(Exercise requirements) Any picture among the records should be left out, please; retype the rest exactly.

━━ Data

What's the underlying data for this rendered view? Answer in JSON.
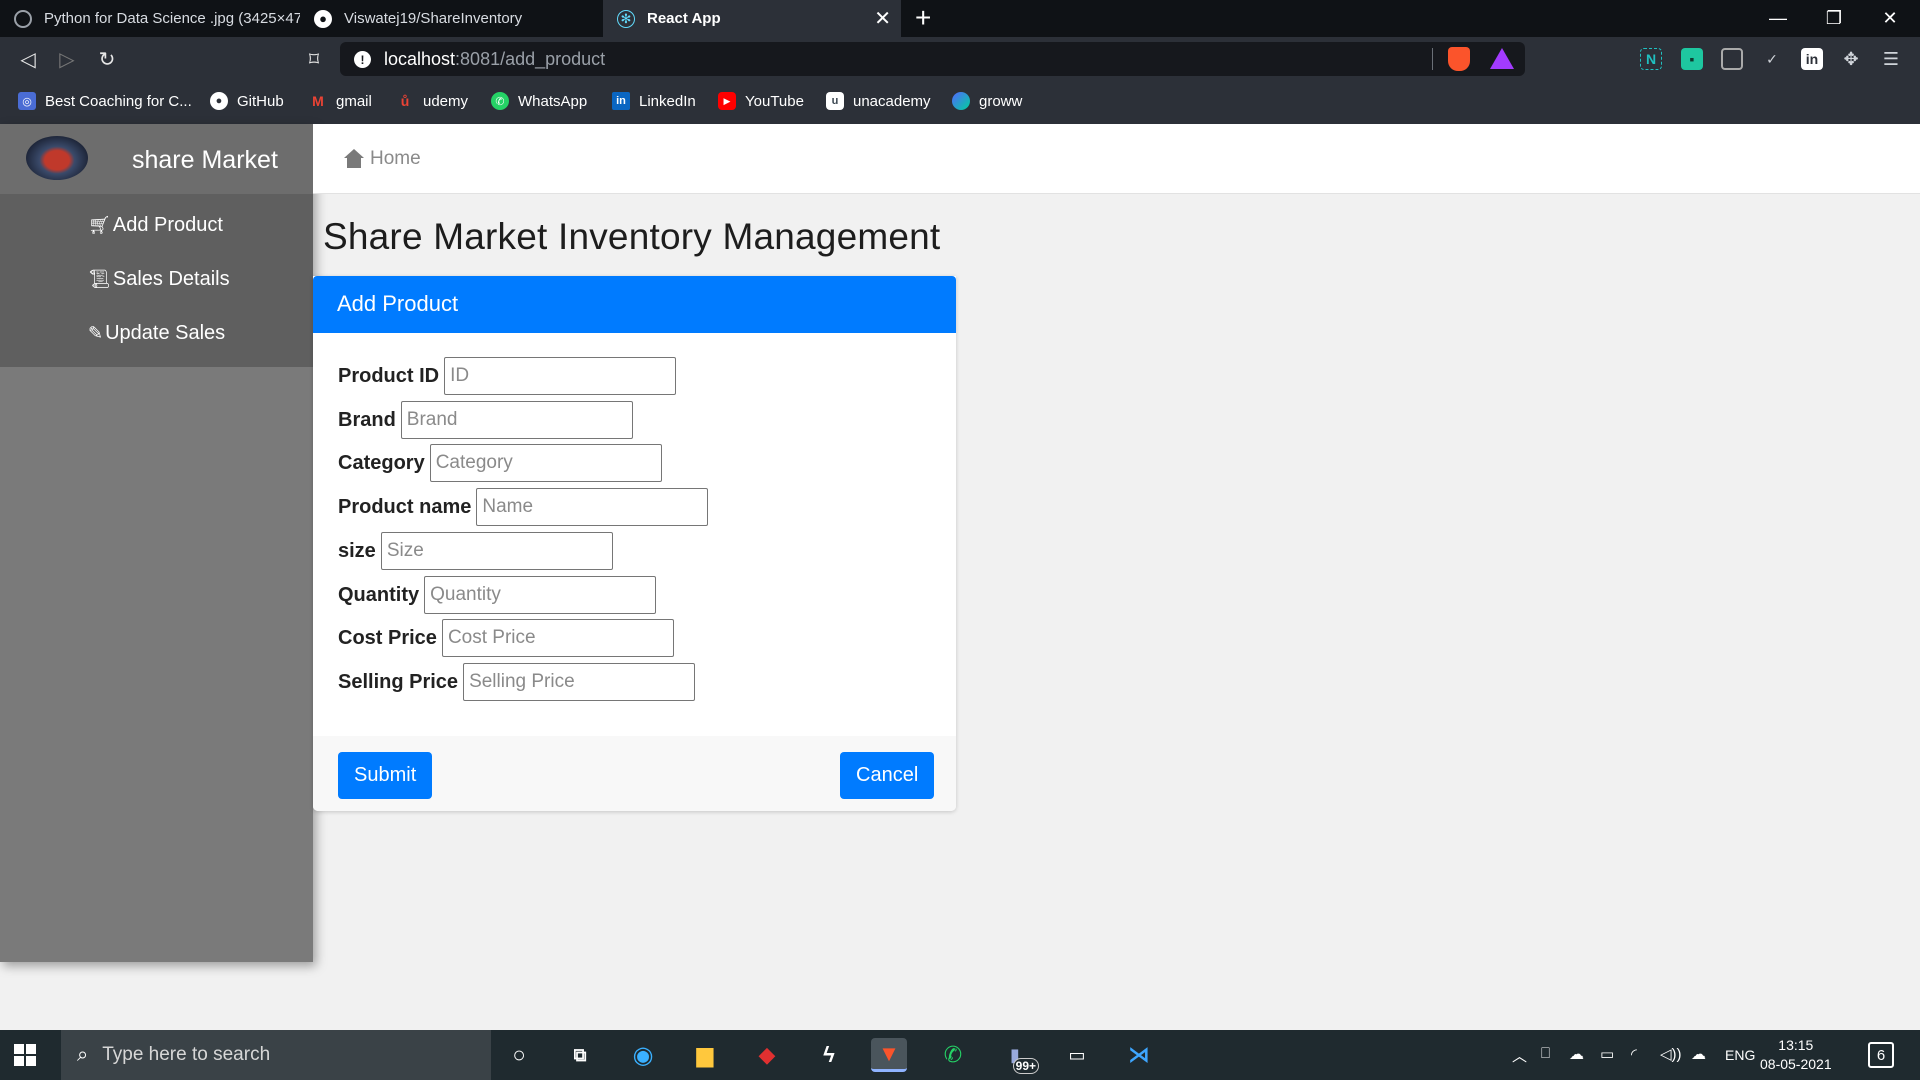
{
  "browser": {
    "tabs": [
      {
        "title": "Python for Data Science .jpg (3425×47",
        "icon": "globe-icon"
      },
      {
        "title": "Viswatej19/ShareInventory",
        "icon": "github-icon"
      },
      {
        "title": "React App",
        "icon": "react-icon"
      }
    ],
    "url": {
      "host": "localhost",
      "path": ":8081/add_product"
    },
    "bookmarks": [
      {
        "label": "Best Coaching for C...",
        "color": "#4a6cd4"
      },
      {
        "label": "GitHub",
        "color": "#ffffff"
      },
      {
        "label": "gmail",
        "color": "#ea4335"
      },
      {
        "label": "udemy",
        "color": "#a435f0"
      },
      {
        "label": "WhatsApp",
        "color": "#25d366"
      },
      {
        "label": "LinkedIn",
        "color": "#0a66c2"
      },
      {
        "label": "YouTube",
        "color": "#ff0000"
      },
      {
        "label": "unacademy",
        "color": "#3c4852"
      },
      {
        "label": "groww",
        "color": "#5367ff"
      }
    ]
  },
  "sidebar": {
    "brand": "share Market",
    "items": [
      {
        "label": "Add Product",
        "icon": "cart-icon"
      },
      {
        "label": "Sales Details",
        "icon": "scroll-icon"
      },
      {
        "label": "Update Sales",
        "icon": "pencil-icon"
      }
    ]
  },
  "topnav": {
    "home_label": "Home"
  },
  "main": {
    "title": "Share Market Inventory Management",
    "card_header": "Add Product",
    "fields": [
      {
        "label": "Product ID",
        "placeholder": "ID"
      },
      {
        "label": "Brand",
        "placeholder": "Brand"
      },
      {
        "label": "Category",
        "placeholder": "Category"
      },
      {
        "label": "Product name",
        "placeholder": "Name"
      },
      {
        "label": "size",
        "placeholder": "Size"
      },
      {
        "label": "Quantity",
        "placeholder": "Quantity"
      },
      {
        "label": "Cost Price",
        "placeholder": "Cost Price"
      },
      {
        "label": "Selling Price",
        "placeholder": "Selling Price"
      }
    ],
    "submit_label": "Submit",
    "cancel_label": "Cancel",
    "accent_color": "#007bff"
  },
  "taskbar": {
    "search_placeholder": "Type here to search",
    "badge": "99+",
    "language": "ENG",
    "time": "13:15",
    "date": "08-05-2021",
    "notifications": "6"
  }
}
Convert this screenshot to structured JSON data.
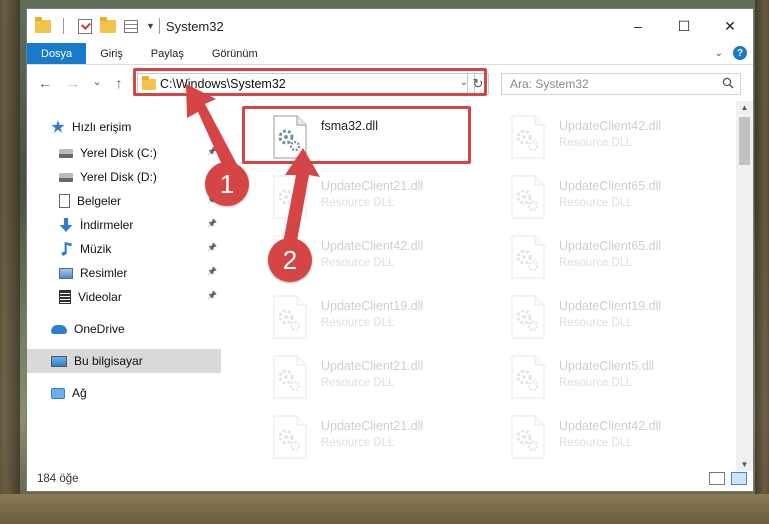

━━━━

(Response below)
What's the underlying data for this rendered view? Answer in JSON.
{
  "browser": {
    "tabs": [
      {
        "title": "Python for Data Science .jpg (3425×47",
        "icon": "globe-icon"
      },
      {
        "title": "Viswatej19/ShareInventory",
        "icon": "github-icon"
      },
      {
        "title": "React App",
        "icon": "react-icon"
      }
    ],
    "url": {
      "host": "localhost",
      "path": ":8081/add_product"
    },
    "bookmarks": [
      {
        "label": "Best Coaching for C...",
        "color": "#4a6cd4"
      },
      {
        "label": "GitHub",
        "color": "#ffffff"
      },
      {
        "label": "gmail",
        "color": "#ea4335"
      },
      {
        "label": "udemy",
        "color": "#a435f0"
      },
      {
        "label": "WhatsApp",
        "color": "#25d366"
      },
      {
        "label": "LinkedIn",
        "color": "#0a66c2"
      },
      {
        "label": "YouTube",
        "color": "#ff0000"
      },
      {
        "label": "unacademy",
        "color": "#3c4852"
      },
      {
        "label": "groww",
        "color": "#5367ff"
      }
    ]
  },
  "sidebar": {
    "brand": "share Market",
    "items": [
      {
        "label": "Add Product",
        "icon": "cart-icon"
      },
      {
        "label": "Sales Details",
        "icon": "scroll-icon"
      },
      {
        "label": "Update Sales",
        "icon": "pencil-icon"
      }
    ]
  },
  "topnav": {
    "home_label": "Home"
  },
  "main": {
    "title": "Share Market Inventory Management",
    "card_header": "Add Product",
    "fields": [
      {
        "label": "Product ID",
        "placeholder": "ID"
      },
      {
        "label": "Brand",
        "placeholder": "Brand"
      },
      {
        "label": "Category",
        "placeholder": "Category"
      },
      {
        "label": "Product name",
        "placeholder": "Name"
      },
      {
        "label": "size",
        "placeholder": "Size"
      },
      {
        "label": "Quantity",
        "placeholder": "Quantity"
      },
      {
        "label": "Cost Price",
        "placeholder": "Cost Price"
      },
      {
        "label": "Selling Price",
        "placeholder": "Selling Price"
      }
    ],
    "submit_label": "Submit",
    "cancel_label": "Cancel",
    "accent_color": "#007bff"
  },
  "taskbar": {
    "search_placeholder": "Type here to search",
    "badge": "99+",
    "language": "ENG",
    "time": "13:15",
    "date": "08-05-2021",
    "notifications": "6"
  }
}
Convert this screenshot to structured JSON data.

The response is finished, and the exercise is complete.